**Given exercise**
Every line of the material below should be repeated exactly.

**The records**
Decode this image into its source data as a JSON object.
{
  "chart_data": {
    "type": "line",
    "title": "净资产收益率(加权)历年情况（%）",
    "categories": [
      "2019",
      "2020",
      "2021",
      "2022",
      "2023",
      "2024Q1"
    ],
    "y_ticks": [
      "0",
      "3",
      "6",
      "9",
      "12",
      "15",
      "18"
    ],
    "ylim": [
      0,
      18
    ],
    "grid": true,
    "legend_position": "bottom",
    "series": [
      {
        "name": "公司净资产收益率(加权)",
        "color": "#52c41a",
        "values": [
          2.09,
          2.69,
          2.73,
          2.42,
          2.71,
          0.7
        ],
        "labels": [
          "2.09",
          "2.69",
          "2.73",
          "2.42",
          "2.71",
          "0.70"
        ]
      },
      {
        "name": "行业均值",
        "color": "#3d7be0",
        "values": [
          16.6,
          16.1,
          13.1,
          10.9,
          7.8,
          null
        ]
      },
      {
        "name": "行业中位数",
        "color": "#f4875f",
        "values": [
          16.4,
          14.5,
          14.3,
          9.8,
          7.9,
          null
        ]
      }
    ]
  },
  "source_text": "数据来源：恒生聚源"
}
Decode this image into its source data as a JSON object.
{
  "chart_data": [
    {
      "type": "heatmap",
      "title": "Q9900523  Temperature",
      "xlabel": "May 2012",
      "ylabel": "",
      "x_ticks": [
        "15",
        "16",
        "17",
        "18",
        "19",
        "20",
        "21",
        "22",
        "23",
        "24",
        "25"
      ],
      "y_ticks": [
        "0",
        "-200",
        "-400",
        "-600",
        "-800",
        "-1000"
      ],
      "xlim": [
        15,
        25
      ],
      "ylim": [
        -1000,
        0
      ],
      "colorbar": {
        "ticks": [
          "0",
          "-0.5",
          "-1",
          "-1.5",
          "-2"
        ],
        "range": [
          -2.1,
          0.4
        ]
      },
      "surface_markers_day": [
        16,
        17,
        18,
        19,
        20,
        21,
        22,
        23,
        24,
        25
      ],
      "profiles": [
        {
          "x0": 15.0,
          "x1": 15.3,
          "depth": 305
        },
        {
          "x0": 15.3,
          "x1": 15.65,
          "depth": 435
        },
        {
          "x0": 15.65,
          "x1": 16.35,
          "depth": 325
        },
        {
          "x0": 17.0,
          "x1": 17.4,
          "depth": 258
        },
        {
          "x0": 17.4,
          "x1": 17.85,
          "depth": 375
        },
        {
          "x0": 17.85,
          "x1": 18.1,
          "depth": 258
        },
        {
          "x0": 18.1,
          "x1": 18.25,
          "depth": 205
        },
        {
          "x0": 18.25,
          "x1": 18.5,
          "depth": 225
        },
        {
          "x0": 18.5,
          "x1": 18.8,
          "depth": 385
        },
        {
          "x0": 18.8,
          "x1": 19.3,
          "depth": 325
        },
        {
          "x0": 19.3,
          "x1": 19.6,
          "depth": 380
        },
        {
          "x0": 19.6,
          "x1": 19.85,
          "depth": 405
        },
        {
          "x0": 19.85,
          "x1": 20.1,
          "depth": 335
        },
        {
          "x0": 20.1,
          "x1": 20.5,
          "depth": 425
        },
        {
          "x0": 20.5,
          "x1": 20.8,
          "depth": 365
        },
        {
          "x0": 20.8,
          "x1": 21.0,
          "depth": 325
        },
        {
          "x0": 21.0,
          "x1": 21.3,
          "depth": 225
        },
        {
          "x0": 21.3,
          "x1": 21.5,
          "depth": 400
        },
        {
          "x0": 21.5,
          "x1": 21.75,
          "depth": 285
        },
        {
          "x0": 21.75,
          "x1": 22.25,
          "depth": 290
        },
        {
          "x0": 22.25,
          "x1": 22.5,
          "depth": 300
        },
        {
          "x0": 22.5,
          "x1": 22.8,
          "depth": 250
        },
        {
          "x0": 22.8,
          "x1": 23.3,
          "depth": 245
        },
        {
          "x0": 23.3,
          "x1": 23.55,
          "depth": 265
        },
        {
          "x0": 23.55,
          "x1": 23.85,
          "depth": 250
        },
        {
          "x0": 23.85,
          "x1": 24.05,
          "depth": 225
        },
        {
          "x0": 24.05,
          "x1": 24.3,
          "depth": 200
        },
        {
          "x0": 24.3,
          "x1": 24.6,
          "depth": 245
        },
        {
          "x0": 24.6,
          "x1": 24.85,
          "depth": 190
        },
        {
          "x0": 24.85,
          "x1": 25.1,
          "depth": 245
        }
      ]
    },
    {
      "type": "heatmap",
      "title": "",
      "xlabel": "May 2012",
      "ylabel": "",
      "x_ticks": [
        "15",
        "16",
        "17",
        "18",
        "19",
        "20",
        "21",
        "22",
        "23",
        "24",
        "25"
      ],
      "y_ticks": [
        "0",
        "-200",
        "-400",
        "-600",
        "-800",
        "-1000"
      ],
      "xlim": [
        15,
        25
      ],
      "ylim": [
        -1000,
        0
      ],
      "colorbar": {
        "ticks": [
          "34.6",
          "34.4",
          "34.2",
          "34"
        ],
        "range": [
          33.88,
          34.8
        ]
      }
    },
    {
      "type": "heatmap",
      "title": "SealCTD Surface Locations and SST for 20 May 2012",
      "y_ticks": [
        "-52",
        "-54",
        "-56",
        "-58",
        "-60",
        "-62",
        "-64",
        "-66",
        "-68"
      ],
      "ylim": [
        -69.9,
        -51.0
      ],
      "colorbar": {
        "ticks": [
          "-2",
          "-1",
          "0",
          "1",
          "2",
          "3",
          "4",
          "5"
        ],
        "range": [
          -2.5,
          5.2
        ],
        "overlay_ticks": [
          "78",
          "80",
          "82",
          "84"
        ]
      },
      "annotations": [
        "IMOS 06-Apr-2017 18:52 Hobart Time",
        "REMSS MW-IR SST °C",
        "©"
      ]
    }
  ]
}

**Exercise output**
Decode this image into its source data as a JSON object.
{
  "chart_data": {
    "type": "line",
    "title": "净资产收益率(加权)历年情况（%）",
    "categories": [
      "2019",
      "2020",
      "2021",
      "2022",
      "2023",
      "2024Q1"
    ],
    "y_ticks": [
      "0",
      "3",
      "6",
      "9",
      "12",
      "15",
      "18"
    ],
    "ylim": [
      0,
      18
    ],
    "grid": true,
    "legend_position": "bottom",
    "series": [
      {
        "name": "公司净资产收益率(加权)",
        "color": "#52c41a",
        "values": [
          2.09,
          2.69,
          2.73,
          2.42,
          2.71,
          0.7
        ],
        "labels": [
          "2.09",
          "2.69",
          "2.73",
          "2.42",
          "2.71",
          "0.70"
        ]
      },
      {
        "name": "行业均值",
        "color": "#3d7be0",
        "values": [
          16.6,
          16.1,
          13.1,
          10.9,
          7.8,
          null
        ]
      },
      {
        "name": "行业中位数",
        "color": "#f4875f",
        "values": [
          16.4,
          14.5,
          14.3,
          9.8,
          7.9,
          null
        ]
      }
    ]
  },
  "source_text": "数据来源：恒生聚源"
}
Decode this image into its source data as a JSON object.
{
  "chart_data": [
    {
      "type": "heatmap",
      "title": "Q9900523  Temperature",
      "xlabel": "May 2012",
      "ylabel": "",
      "x_ticks": [
        "15",
        "16",
        "17",
        "18",
        "19",
        "20",
        "21",
        "22",
        "23",
        "24",
        "25"
      ],
      "y_ticks": [
        "0",
        "-200",
        "-400",
        "-600",
        "-800",
        "-1000"
      ],
      "xlim": [
        15,
        25
      ],
      "ylim": [
        -1000,
        0
      ],
      "colorbar": {
        "ticks": [
          "0",
          "-0.5",
          "-1",
          "-1.5",
          "-2"
        ],
        "range": [
          -2.1,
          0.4
        ]
      },
      "surface_markers_day": [
        16,
        17,
        18,
        19,
        20,
        21,
        22,
        23,
        24,
        25
      ],
      "profiles": [
        {
          "x0": 15.0,
          "x1": 15.3,
          "depth": 305
        },
        {
          "x0": 15.3,
          "x1": 15.65,
          "depth": 435
        },
        {
          "x0": 15.65,
          "x1": 16.35,
          "depth": 325
        },
        {
          "x0": 17.0,
          "x1": 17.4,
          "depth": 258
        },
        {
          "x0": 17.4,
          "x1": 17.85,
          "depth": 375
        },
        {
          "x0": 17.85,
          "x1": 18.1,
          "depth": 258
        },
        {
          "x0": 18.1,
          "x1": 18.25,
          "depth": 205
        },
        {
          "x0": 18.25,
          "x1": 18.5,
          "depth": 225
        },
        {
          "x0": 18.5,
          "x1": 18.8,
          "depth": 385
        },
        {
          "x0": 18.8,
          "x1": 19.3,
          "depth": 325
        },
        {
          "x0": 19.3,
          "x1": 19.6,
          "depth": 380
        },
        {
          "x0": 19.6,
          "x1": 19.85,
          "depth": 405
        },
        {
          "x0": 19.85,
          "x1": 20.1,
          "depth": 335
        },
        {
          "x0": 20.1,
          "x1": 20.5,
          "depth": 425
        },
        {
          "x0": 20.5,
          "x1": 20.8,
          "depth": 365
        },
        {
          "x0": 20.8,
          "x1": 21.0,
          "depth": 325
        },
        {
          "x0": 21.0,
          "x1": 21.3,
          "depth": 225
        },
        {
          "x0": 21.3,
          "x1": 21.5,
          "depth": 400
        },
        {
          "x0": 21.5,
          "x1": 21.75,
          "depth": 285
        },
        {
          "x0": 21.75,
          "x1": 22.25,
          "depth": 290
        },
        {
          "x0": 22.25,
          "x1": 22.5,
          "depth": 300
        },
        {
          "x0": 22.5,
          "x1": 22.8,
          "depth": 250
        },
        {
          "x0": 22.8,
          "x1": 23.3,
          "depth": 245
        },
        {
          "x0": 23.3,
          "x1": 23.55,
          "depth": 265
        },
        {
          "x0": 23.55,
          "x1": 23.85,
          "depth": 250
        },
        {
          "x0": 23.85,
          "x1": 24.05,
          "depth": 225
        },
        {
          "x0": 24.05,
          "x1": 24.3,
          "depth": 200
        },
        {
          "x0": 24.3,
          "x1": 24.6,
          "depth": 245
        },
        {
          "x0": 24.6,
          "x1": 24.85,
          "depth": 190
        },
        {
          "x0": 24.85,
          "x1": 25.1,
          "depth": 245
        }
      ]
    },
    {
      "type": "heatmap",
      "title": "",
      "xlabel": "May 2012",
      "ylabel": "",
      "x_ticks": [
        "15",
        "16",
        "17",
        "18",
        "19",
        "20",
        "21",
        "22",
        "23",
        "24",
        "25"
      ],
      "y_ticks": [
        "0",
        "-200",
        "-400",
        "-600",
        "-800",
        "-1000"
      ],
      "xlim": [
        15,
        25
      ],
      "ylim": [
        -1000,
        0
      ],
      "colorbar": {
        "ticks": [
          "34.6",
          "34.4",
          "34.2",
          "34"
        ],
        "range": [
          33.88,
          34.8
        ]
      }
    },
    {
      "type": "heatmap",
      "title": "SealCTD Surface Locations and SST for 20 May 2012",
      "y_ticks": [
        "-52",
        "-54",
        "-56",
        "-58",
        "-60",
        "-62",
        "-64",
        "-66",
        "-68"
      ],
      "ylim": [
        -69.9,
        -51.0
      ],
      "colorbar": {
        "ticks": [
          "-2",
          "-1",
          "0",
          "1",
          "2",
          "3",
          "4",
          "5"
        ],
        "range": [
          -2.5,
          5.2
        ],
        "overlay_ticks": [
          "78",
          "80",
          "82",
          "84"
        ]
      },
      "annotations": [
        "IMOS 06-Apr-2017 18:52 Hobart Time",
        "REMSS MW-IR SST °C",
        "©"
      ]
    }
  ]
}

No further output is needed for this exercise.